> [PROBLEM TO WORK ON]
Return all lines where the word "forms" can be found.
_ _ _
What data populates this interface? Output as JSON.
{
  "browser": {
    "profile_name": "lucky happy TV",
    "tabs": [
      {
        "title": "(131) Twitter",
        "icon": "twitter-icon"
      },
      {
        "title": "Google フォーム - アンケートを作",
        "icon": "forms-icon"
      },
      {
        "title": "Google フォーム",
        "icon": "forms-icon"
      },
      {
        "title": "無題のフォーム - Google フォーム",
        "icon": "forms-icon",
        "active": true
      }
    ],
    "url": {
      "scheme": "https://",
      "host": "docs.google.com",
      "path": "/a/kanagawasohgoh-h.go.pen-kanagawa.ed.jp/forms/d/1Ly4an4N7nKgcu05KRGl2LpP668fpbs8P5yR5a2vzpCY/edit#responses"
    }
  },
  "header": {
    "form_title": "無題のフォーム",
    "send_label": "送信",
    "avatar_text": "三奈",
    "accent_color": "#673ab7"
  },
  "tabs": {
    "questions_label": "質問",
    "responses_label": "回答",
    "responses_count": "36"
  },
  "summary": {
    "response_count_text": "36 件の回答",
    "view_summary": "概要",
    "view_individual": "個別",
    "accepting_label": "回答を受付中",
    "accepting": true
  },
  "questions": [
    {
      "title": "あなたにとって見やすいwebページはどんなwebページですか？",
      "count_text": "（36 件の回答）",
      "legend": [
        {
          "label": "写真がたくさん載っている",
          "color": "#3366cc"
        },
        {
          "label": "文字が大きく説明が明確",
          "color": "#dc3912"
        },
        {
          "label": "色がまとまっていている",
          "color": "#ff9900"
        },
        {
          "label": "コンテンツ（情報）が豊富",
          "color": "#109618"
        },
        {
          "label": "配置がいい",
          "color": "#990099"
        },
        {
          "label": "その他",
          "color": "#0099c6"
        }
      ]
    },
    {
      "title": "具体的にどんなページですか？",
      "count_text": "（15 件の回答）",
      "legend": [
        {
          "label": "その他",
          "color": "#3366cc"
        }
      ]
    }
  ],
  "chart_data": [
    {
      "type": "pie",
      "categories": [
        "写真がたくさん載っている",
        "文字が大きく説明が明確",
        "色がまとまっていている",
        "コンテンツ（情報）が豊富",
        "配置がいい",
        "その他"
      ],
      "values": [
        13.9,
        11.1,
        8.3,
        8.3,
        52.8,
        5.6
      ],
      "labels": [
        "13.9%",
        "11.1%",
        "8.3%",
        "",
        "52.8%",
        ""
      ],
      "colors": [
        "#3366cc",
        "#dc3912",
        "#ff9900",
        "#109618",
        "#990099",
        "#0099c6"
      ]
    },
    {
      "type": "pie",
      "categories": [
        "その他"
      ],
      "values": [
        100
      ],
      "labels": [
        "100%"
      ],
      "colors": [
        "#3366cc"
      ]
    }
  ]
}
_ _ _
> [FINAL RESULT]
        "icon": "forms-icon"
        "icon": "forms-icon"
        "icon": "forms-icon",
      "path": "/a/kanagawasohgoh-h.go.pen-kanagawa.ed.jp/forms/d/1Ly4an4N7nKgcu05KRGl2LpP668fpbs8P5yR5a2vzpCY/edit#responses"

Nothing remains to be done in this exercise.